THE EXERCISE – Starting at the line that contains "Patent image size: (828, 1452)." and ending at the line that contains "The lock washer 720 is at (447, 117).", rewrite those lines of the records below as a JSON list of strings with one string per line. Leave out blank lines.
+ + + +
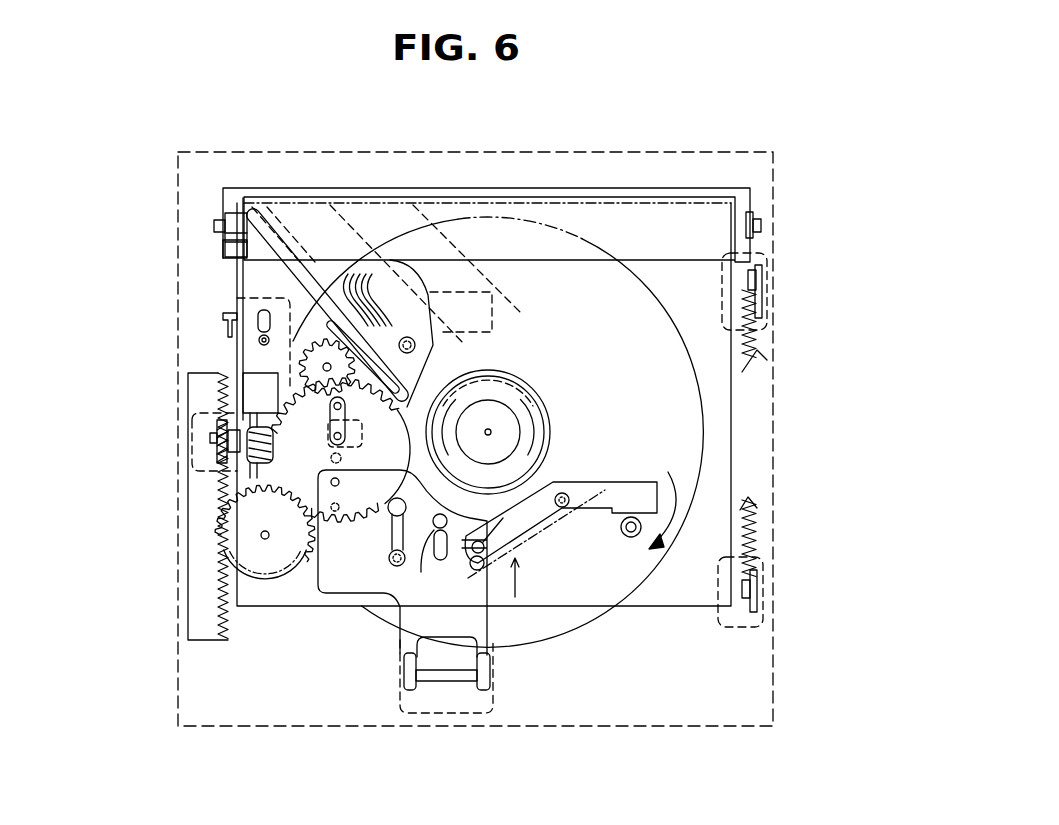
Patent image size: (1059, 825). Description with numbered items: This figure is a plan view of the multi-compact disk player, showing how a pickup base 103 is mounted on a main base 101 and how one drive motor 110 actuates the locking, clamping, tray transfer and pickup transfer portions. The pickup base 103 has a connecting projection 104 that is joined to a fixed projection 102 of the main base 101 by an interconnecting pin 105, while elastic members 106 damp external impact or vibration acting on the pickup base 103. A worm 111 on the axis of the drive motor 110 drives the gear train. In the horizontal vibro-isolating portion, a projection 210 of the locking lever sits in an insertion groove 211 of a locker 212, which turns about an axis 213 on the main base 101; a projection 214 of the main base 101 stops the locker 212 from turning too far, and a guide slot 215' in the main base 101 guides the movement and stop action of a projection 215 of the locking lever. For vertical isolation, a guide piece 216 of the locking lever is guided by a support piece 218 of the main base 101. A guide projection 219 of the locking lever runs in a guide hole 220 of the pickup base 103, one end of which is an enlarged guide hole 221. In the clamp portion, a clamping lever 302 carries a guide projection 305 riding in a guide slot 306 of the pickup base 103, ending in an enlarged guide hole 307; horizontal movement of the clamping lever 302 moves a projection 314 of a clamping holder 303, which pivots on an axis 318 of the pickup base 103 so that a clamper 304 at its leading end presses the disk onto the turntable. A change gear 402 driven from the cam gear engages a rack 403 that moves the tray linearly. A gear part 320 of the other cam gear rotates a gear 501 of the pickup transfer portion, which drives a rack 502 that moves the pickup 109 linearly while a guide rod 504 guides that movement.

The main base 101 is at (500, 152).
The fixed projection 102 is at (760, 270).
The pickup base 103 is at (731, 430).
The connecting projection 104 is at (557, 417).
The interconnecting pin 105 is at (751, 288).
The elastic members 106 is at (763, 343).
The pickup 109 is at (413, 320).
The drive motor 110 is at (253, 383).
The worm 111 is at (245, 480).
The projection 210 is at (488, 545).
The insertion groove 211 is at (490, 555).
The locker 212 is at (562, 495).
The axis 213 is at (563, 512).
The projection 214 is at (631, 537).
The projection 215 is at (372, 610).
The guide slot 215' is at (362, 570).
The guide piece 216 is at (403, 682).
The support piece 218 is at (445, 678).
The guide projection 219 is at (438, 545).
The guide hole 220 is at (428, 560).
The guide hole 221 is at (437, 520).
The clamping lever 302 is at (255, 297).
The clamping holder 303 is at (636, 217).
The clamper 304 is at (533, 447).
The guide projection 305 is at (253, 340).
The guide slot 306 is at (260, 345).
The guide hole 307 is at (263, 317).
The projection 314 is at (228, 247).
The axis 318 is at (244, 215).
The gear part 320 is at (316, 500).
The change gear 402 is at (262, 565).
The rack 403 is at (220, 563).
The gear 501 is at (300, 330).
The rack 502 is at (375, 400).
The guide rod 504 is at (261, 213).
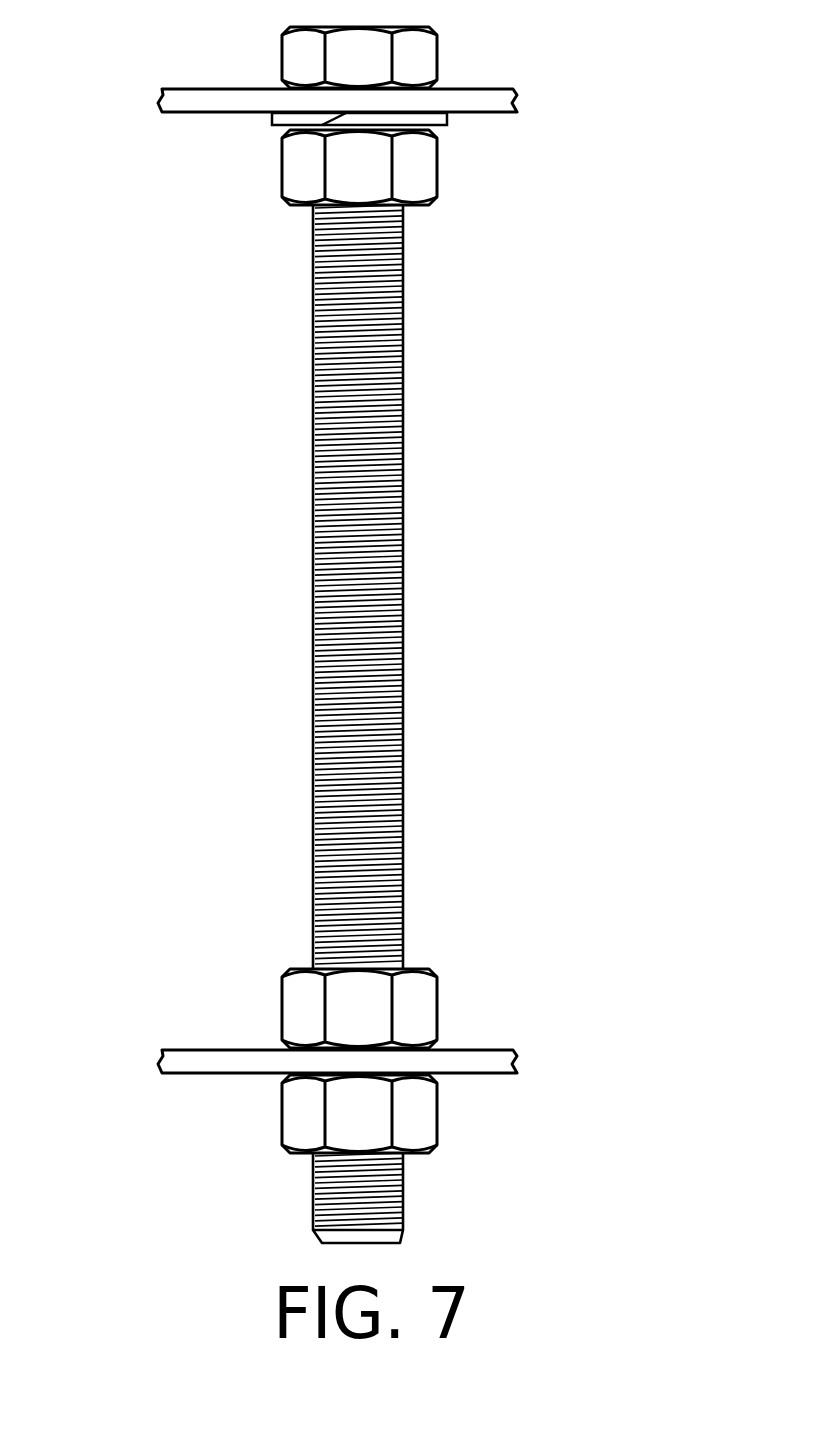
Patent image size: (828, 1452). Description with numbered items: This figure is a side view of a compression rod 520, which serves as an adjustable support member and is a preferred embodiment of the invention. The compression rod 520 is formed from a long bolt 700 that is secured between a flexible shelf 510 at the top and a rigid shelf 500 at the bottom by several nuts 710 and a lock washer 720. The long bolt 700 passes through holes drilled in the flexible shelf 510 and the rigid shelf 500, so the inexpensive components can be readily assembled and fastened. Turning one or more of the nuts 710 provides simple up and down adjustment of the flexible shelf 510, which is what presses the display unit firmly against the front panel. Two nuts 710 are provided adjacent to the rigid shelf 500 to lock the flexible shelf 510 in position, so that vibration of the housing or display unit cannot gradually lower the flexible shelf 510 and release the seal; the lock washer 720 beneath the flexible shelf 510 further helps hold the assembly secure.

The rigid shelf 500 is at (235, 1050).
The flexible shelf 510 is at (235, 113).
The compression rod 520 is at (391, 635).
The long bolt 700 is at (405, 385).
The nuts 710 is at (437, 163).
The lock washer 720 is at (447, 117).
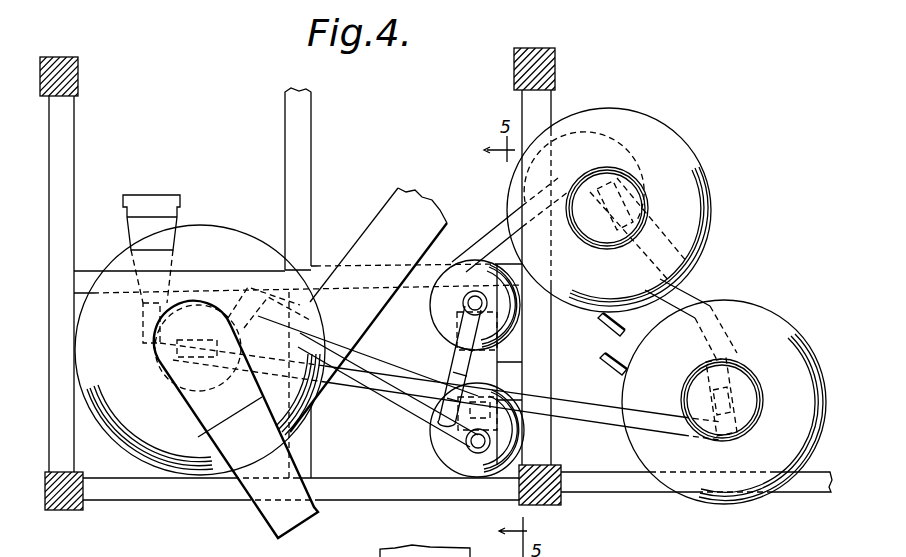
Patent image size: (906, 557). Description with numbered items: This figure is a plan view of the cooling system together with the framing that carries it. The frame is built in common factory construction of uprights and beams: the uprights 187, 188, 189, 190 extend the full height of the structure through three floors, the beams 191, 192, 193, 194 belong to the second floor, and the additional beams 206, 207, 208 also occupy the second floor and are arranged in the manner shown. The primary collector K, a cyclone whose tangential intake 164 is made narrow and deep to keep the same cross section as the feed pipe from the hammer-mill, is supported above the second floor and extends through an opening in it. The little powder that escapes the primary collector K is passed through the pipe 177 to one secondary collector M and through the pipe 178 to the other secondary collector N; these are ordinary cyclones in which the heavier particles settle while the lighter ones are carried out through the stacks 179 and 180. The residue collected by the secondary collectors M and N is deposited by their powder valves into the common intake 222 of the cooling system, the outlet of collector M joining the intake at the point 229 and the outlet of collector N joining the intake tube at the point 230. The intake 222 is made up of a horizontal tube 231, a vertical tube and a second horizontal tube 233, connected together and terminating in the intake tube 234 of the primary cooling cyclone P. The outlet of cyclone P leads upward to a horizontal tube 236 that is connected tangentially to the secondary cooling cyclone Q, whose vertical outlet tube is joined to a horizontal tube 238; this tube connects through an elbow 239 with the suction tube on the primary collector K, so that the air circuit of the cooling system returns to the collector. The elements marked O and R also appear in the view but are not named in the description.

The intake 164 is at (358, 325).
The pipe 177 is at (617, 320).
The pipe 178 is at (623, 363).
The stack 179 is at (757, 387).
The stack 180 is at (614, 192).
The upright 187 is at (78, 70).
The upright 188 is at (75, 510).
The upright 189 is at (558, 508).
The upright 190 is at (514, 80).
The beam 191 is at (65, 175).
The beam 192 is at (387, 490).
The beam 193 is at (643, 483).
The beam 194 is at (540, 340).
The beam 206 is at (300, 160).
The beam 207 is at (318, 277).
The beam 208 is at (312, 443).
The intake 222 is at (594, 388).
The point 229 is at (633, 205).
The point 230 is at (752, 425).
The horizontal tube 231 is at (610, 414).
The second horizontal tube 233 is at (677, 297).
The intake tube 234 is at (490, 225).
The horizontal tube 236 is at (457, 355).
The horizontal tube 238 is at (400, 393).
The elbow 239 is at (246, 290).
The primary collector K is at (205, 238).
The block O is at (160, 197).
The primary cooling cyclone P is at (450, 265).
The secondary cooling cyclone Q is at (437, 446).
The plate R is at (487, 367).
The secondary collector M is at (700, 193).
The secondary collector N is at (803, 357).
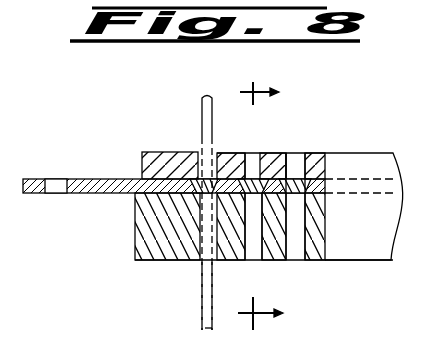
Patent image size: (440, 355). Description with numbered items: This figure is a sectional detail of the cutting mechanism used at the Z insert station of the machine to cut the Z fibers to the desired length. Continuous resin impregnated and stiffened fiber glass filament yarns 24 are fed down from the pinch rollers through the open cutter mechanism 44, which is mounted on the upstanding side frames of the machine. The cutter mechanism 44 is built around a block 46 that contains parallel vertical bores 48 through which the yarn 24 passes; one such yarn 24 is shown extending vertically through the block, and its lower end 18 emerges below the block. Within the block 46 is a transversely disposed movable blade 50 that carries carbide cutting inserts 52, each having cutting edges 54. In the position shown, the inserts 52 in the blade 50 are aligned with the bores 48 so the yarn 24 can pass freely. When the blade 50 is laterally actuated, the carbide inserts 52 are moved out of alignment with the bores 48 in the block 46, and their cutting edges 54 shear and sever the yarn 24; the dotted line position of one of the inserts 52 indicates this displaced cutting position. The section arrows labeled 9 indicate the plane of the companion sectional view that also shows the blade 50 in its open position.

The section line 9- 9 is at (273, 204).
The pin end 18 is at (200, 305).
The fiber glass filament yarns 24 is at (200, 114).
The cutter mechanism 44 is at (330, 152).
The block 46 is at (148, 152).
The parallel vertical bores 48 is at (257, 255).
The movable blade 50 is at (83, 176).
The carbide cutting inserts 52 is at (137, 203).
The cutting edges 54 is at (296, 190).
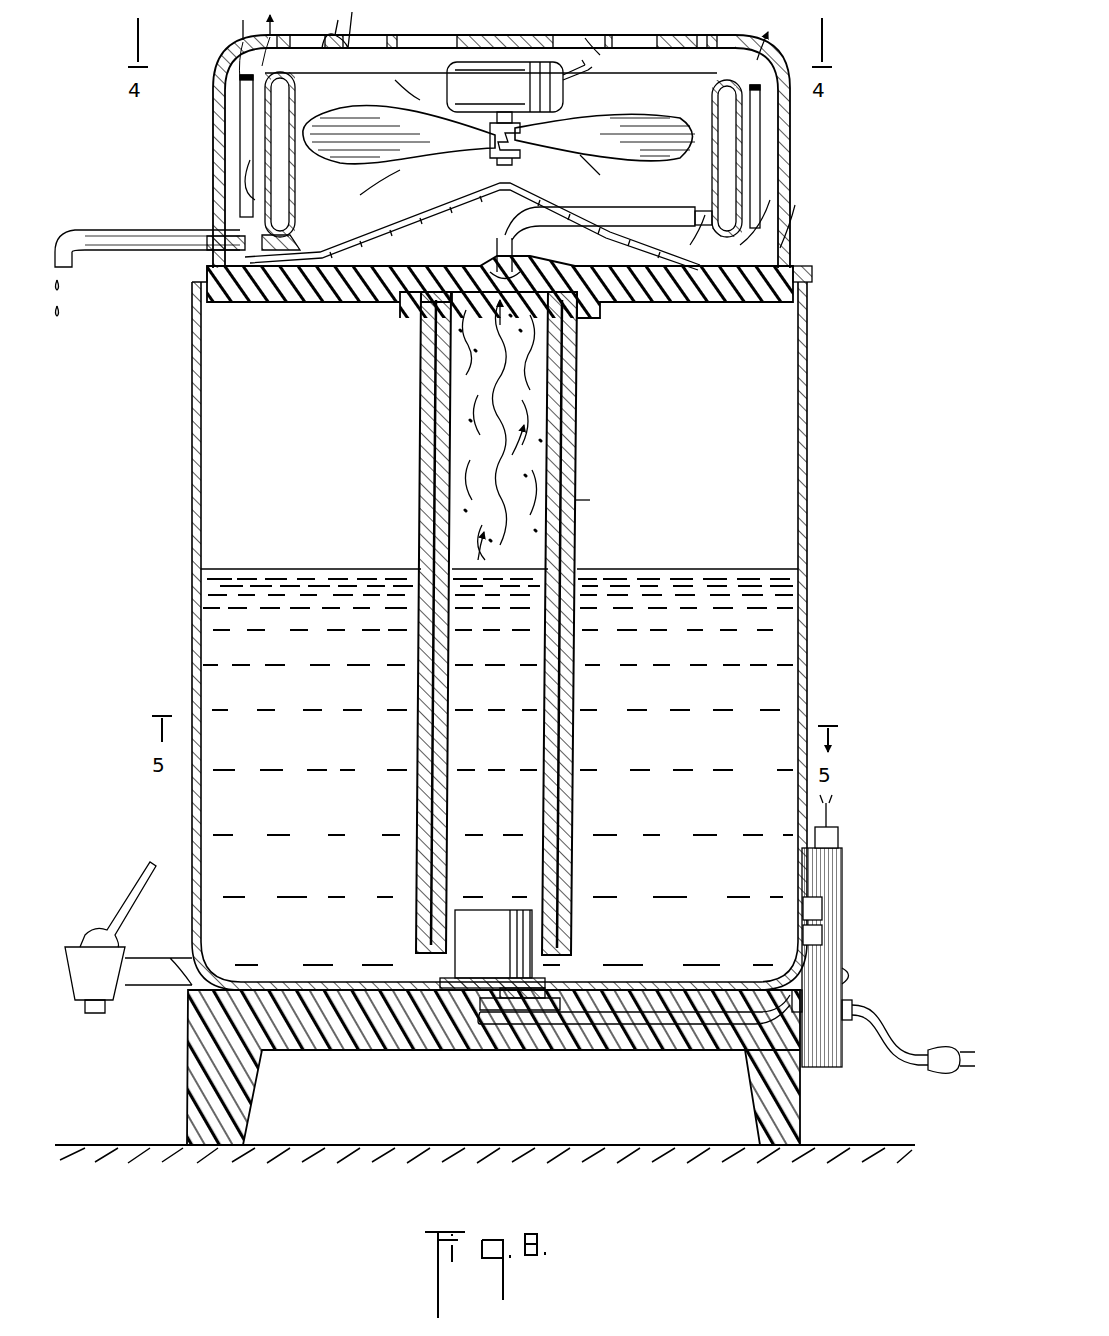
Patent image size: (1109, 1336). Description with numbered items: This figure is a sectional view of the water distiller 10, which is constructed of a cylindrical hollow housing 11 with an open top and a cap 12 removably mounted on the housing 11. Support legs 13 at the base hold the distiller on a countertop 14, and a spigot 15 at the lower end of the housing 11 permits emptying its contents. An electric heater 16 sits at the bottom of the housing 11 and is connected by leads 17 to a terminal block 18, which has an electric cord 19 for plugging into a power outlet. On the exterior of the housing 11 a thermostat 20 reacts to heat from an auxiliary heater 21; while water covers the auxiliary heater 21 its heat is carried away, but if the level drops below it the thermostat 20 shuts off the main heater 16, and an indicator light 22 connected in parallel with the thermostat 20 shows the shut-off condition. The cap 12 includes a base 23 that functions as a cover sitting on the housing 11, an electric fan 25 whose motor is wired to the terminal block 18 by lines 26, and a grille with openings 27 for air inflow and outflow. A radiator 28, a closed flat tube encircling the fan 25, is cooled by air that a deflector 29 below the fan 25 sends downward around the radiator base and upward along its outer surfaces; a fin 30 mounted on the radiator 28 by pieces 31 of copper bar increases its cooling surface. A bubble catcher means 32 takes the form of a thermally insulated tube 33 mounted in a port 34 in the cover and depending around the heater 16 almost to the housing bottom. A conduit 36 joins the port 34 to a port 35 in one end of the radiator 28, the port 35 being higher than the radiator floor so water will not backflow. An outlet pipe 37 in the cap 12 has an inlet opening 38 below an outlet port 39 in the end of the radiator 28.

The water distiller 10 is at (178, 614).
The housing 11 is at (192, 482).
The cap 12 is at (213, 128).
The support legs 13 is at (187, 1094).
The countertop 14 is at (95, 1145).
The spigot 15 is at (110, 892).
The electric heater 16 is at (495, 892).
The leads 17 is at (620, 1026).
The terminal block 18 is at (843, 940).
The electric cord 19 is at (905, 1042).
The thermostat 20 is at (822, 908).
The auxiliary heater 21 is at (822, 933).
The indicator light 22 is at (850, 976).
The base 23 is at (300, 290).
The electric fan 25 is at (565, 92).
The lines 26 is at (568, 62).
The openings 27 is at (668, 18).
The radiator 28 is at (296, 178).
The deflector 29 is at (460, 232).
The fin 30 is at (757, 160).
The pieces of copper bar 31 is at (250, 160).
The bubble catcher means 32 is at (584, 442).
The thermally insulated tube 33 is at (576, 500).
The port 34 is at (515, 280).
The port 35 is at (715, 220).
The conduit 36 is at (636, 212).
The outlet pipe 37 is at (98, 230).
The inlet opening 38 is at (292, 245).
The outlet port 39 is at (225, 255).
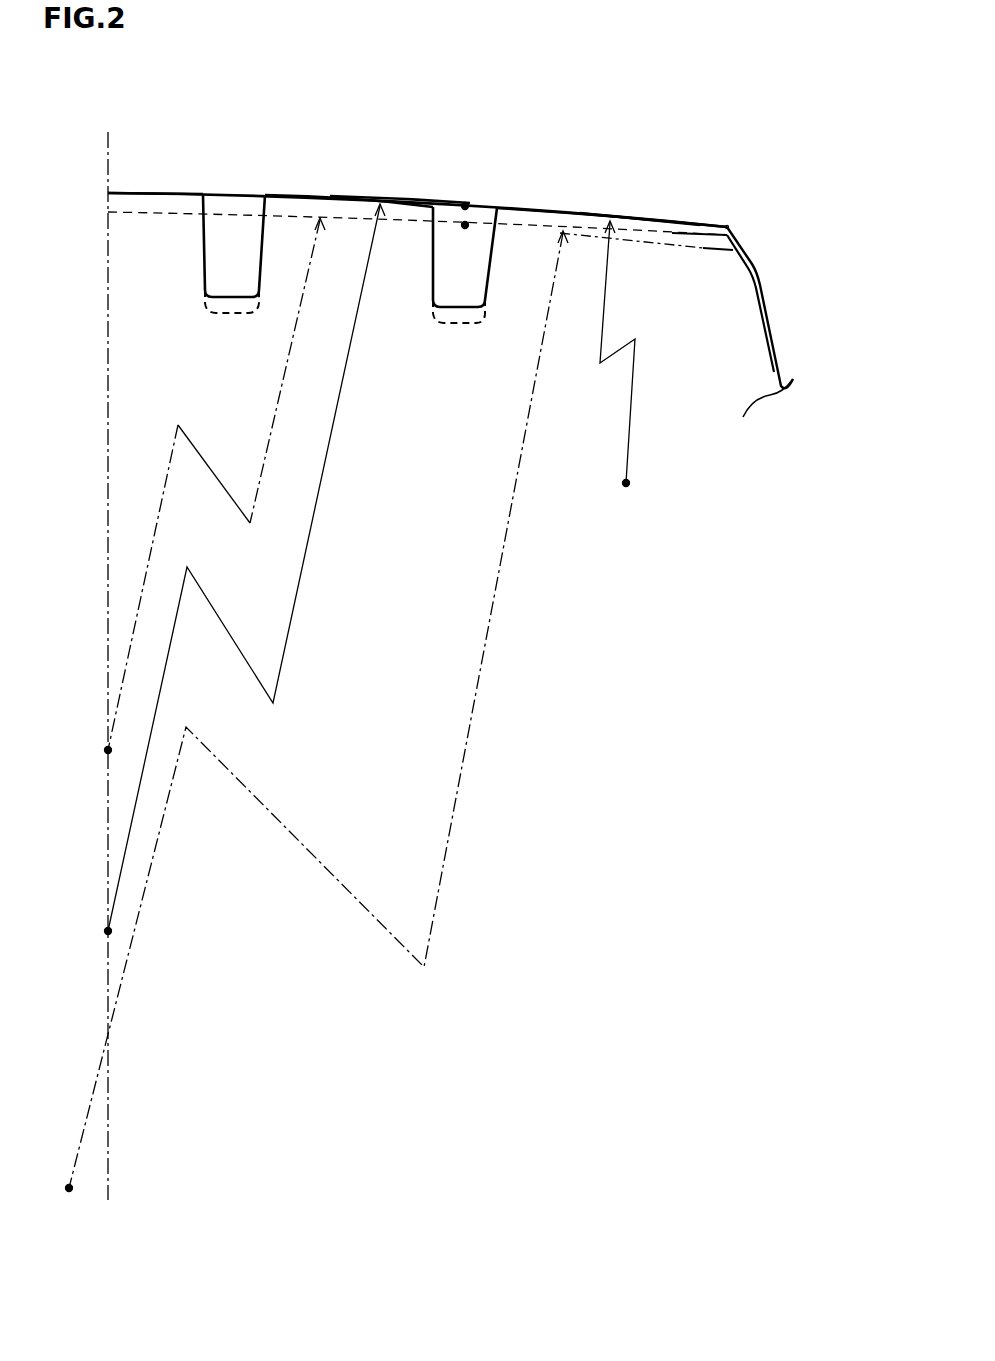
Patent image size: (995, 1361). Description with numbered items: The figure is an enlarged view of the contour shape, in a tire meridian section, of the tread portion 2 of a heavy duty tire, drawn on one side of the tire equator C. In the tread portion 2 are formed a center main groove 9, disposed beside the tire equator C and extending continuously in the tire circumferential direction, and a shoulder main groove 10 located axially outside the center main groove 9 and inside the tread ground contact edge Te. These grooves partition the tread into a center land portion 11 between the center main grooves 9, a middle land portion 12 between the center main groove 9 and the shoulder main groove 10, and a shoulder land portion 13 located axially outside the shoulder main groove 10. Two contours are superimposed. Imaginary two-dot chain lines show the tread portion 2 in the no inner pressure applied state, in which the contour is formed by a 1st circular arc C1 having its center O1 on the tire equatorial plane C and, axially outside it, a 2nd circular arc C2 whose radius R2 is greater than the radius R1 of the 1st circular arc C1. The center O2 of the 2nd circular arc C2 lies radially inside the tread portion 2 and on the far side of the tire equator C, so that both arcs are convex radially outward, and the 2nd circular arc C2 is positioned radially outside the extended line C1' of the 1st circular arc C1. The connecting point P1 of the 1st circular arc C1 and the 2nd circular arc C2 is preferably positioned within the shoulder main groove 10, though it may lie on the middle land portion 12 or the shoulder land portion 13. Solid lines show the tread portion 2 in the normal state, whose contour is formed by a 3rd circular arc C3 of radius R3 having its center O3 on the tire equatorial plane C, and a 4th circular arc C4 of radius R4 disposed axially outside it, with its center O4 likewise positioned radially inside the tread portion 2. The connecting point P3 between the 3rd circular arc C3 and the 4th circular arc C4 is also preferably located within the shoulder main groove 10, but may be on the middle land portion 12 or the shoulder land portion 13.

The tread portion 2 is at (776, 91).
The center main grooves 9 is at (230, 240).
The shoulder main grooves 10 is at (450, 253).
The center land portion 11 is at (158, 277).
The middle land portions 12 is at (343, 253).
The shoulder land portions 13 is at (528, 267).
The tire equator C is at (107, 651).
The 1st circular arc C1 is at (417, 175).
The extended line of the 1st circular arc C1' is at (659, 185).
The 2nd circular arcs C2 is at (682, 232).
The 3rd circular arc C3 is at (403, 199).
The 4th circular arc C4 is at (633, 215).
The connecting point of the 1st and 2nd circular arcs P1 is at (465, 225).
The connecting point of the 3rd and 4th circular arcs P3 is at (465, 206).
+ + + +
EXERCISE ANSWER –
[
  "Patent image size: (828, 1452). Description with numbered items: This figure is a side view of a compression rod 520, which serves as an adjustable support member and is a preferred embodiment of the invention. The compression rod 520 is formed from a long bolt 700 that is secured between a flexible shelf 510 at the top and a rigid shelf 500 at the bottom by several nuts 710 and a lock washer 720. The long bolt 700 passes through holes drilled in the flexible shelf 510 and the rigid shelf 500, so the inexpensive components can be readily assembled and fastened. Turning one or more of the nuts 710 provides simple up and down adjustment of the flexible shelf 510, which is what presses the display unit firmly against the front panel. Two nuts 710 are provided adjacent to the rigid shelf 500 to lock the flexible shelf 510 in position, so that vibration of the housing or display unit cannot gradually lower the flexible shelf 510 and release the seal; the lock washer 720 beneath the flexible shelf 510 further helps hold the assembly secure.",
  "The rigid shelf 500 is at (235, 1050).",
  "The flexible shelf 510 is at (235, 113).",
  "The compression rod 520 is at (391, 635).",
  "The long bolt 700 is at (405, 385).",
  "The nuts 710 is at (437, 163).",
  "The lock washer 720 is at (447, 117)."
]